Given task
Copy out the listing in full, exactly as written, but not its pictures.

Start

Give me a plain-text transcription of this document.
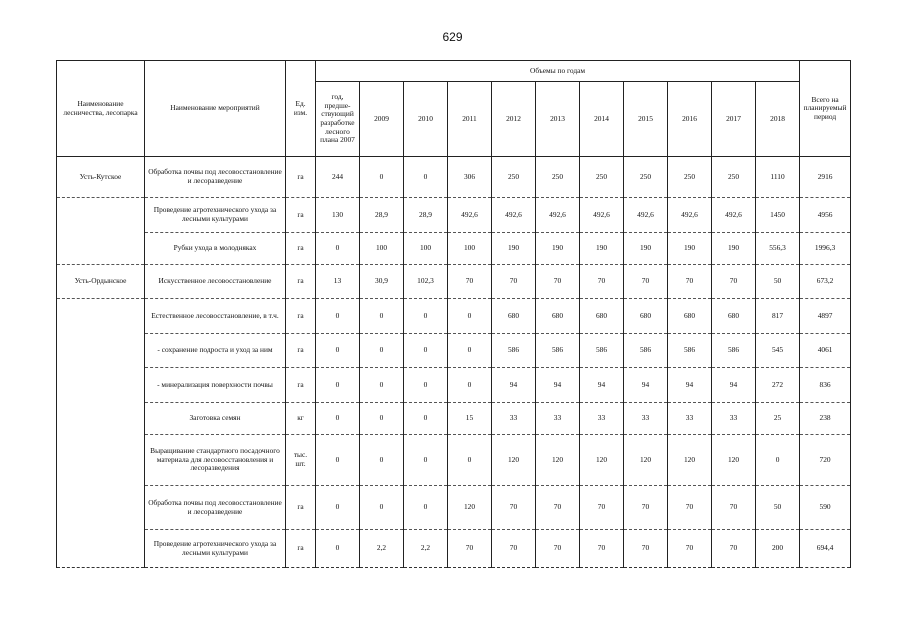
629
Наименование лесничества, лесопарка	Наименование мероприятий	Ед. изм.	Объемы по годам											Всего на планируемый период
			год, предше-ствующий разработке лесного плана 2007	2009	2010	2011	2012	2013	2014	2015	2016	2017	2018	
Усть-Кутское	Обработка почвы под лесовосстановление и лесоразведение	га	244	0	0	306	250	250	250	250	250	250	1110	2916
	Проведение агротехнического ухода за лесными культурами	га	130	28,9	28,9	492,6	492,6	492,6	492,6	492,6	492,6	492,6	1450	4956
	Рубки ухода в молодняках	га	0	100	100	100	190	190	190	190	190	190	556,3	1996,3
Усть-Ордынское	Искусственное лесовосстановление	га	13	30,9	102,3	70	70	70	70	70	70	70	50	673,2
	Естественное лесовосстановление, в т.ч.	га	0	0	0	0	680	680	680	680	680	680	817	4897
	- сохранение подроста и уход за ним	га	0	0	0	0	586	586	586	586	586	586	545	4061
	- минерализация поверхности почвы	га	0	0	0	0	94	94	94	94	94	94	272	836
	Заготовка семян	кг	0	0	0	15	33	33	33	33	33	33	25	238
	Выращивание стандартного посадочного материала для лесовосстановления и лесоразведения	тыс. шт.	0	0	0	0	120	120	120	120	120	120	0	720
	Обработка почвы под лесовосстановление и лесоразведение	га	0	0	0	120	70	70	70	70	70	70	50	590
	Проведение агротехнического ухода за лесными культурами	га	0	2,2	2,2	70	70	70	70	70	70	70	200	694,4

End

Completed exercise
Give me a plain-text transcription of this document.
629
Наименование лесничества, лесопарка	Наименование мероприятий	Ед. изм.	Объемы по годам											Всего на планируемый период
			год, предше-ствующий разработке лесного плана 2007	2009	2010	2011	2012	2013	2014	2015	2016	2017	2018	
Усть-Кутское	Обработка почвы под лесовосстановление и лесоразведение	га	244	0	0	306	250	250	250	250	250	250	1110	2916
	Проведение агротехнического ухода за лесными культурами	га	130	28,9	28,9	492,6	492,6	492,6	492,6	492,6	492,6	492,6	1450	4956
	Рубки ухода в молодняках	га	0	100	100	100	190	190	190	190	190	190	556,3	1996,3
Усть-Ордынское	Искусственное лесовосстановление	га	13	30,9	102,3	70	70	70	70	70	70	70	50	673,2
	Естественное лесовосстановление, в т.ч.	га	0	0	0	0	680	680	680	680	680	680	817	4897
	- сохранение подроста и уход за ним	га	0	0	0	0	586	586	586	586	586	586	545	4061
	- минерализация поверхности почвы	га	0	0	0	0	94	94	94	94	94	94	272	836
	Заготовка семян	кг	0	0	0	15	33	33	33	33	33	33	25	238
	Выращивание стандартного посадочного материала для лесовосстановления и лесоразведения	тыс. шт.	0	0	0	0	120	120	120	120	120	120	0	720
	Обработка почвы под лесовосстановление и лесоразведение	га	0	0	0	120	70	70	70	70	70	70	50	590
	Проведение агротехнического ухода за лесными культурами	га	0	2,2	2,2	70	70	70	70	70	70	70	200	694,4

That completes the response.